* _DATASET EXCERPTS_:
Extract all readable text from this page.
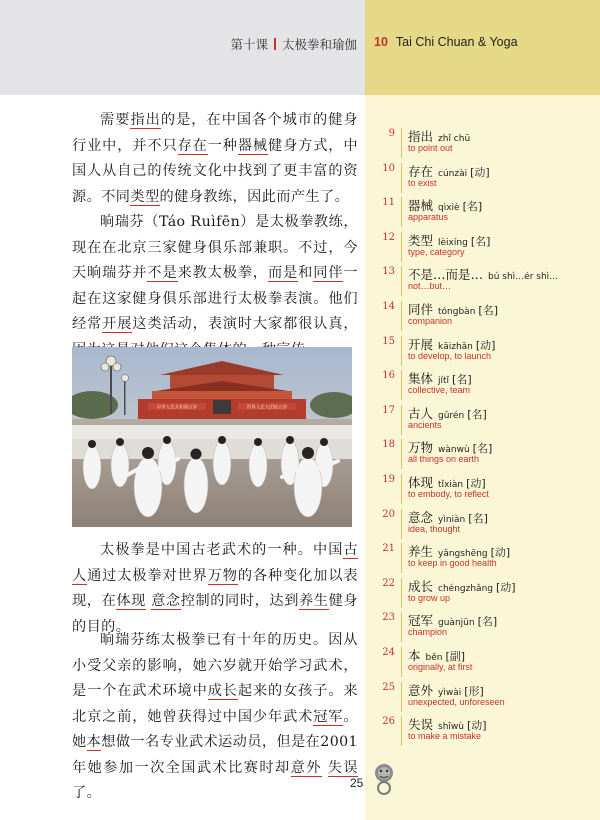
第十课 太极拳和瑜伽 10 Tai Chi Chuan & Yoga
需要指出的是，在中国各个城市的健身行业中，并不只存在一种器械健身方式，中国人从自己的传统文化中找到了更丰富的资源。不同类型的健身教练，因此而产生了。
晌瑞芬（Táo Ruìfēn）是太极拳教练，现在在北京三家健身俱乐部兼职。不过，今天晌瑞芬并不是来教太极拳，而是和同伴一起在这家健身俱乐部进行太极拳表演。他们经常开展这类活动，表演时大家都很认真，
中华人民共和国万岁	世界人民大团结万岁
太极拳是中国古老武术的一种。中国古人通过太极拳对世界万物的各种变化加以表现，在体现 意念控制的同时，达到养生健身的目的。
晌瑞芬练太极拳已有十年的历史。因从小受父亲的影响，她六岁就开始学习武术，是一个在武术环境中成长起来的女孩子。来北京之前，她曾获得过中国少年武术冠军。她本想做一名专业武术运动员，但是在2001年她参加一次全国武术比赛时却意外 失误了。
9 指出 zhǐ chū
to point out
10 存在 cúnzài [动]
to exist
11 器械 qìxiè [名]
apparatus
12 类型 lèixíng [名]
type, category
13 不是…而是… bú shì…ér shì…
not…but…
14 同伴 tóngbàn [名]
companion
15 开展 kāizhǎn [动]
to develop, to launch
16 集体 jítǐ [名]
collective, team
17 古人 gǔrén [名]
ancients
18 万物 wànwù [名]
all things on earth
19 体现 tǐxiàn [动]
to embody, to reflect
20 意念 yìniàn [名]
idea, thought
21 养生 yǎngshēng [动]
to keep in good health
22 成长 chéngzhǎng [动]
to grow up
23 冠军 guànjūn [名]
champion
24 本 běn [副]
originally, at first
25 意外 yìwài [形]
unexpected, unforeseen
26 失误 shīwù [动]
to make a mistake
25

* _STATED PROBLEM_: Your task is to retype all the entries exactly and leave out any pictures.

* _ANSWER TO THIS TASK_:
Extract all readable text from this page.
第十课 太极拳和瑜伽 10 Tai Chi Chuan & Yoga
需要指出的是，在中国各个城市的健身行业中，并不只存在一种器械健身方式，中国人从自己的传统文化中找到了更丰富的资源。不同类型的健身教练，因此而产生了。
晌瑞芬（Táo Ruìfēn）是太极拳教练，现在在北京三家健身俱乐部兼职。不过，今天晌瑞芬并不是来教太极拳，而是和同伴一起在这家健身俱乐部进行太极拳表演。他们经常开展这类活动，表演时大家都很认真，
中华人民共和国万岁	世界人民大团结万岁
太极拳是中国古老武术的一种。中国古人通过太极拳对世界万物的各种变化加以表现，在体现 意念控制的同时，达到养生健身的目的。
晌瑞芬练太极拳已有十年的历史。因从小受父亲的影响，她六岁就开始学习武术，是一个在武术环境中成长起来的女孩子。来北京之前，她曾获得过中国少年武术冠军。她本想做一名专业武术运动员，但是在2001年她参加一次全国武术比赛时却意外 失误了。
9 指出 zhǐ chū
to point out
10 存在 cúnzài [动]
to exist
11 器械 qìxiè [名]
apparatus
12 类型 lèixíng [名]
type, category
13 不是…而是… bú shì…ér shì…
not…but…
14 同伴 tóngbàn [名]
companion
15 开展 kāizhǎn [动]
to develop, to launch
16 集体 jítǐ [名]
collective, team
17 古人 gǔrén [名]
ancients
18 万物 wànwù [名]
all things on earth
19 体现 tǐxiàn [动]
to embody, to reflect
20 意念 yìniàn [名]
idea, thought
21 养生 yǎngshēng [动]
to keep in good health
22 成长 chéngzhǎng [动]
to grow up
23 冠军 guànjūn [名]
champion
24 本 běn [副]
originally, at first
25 意外 yìwài [形]
unexpected, unforeseen
26 失误 shīwù [动]
to make a mistake
25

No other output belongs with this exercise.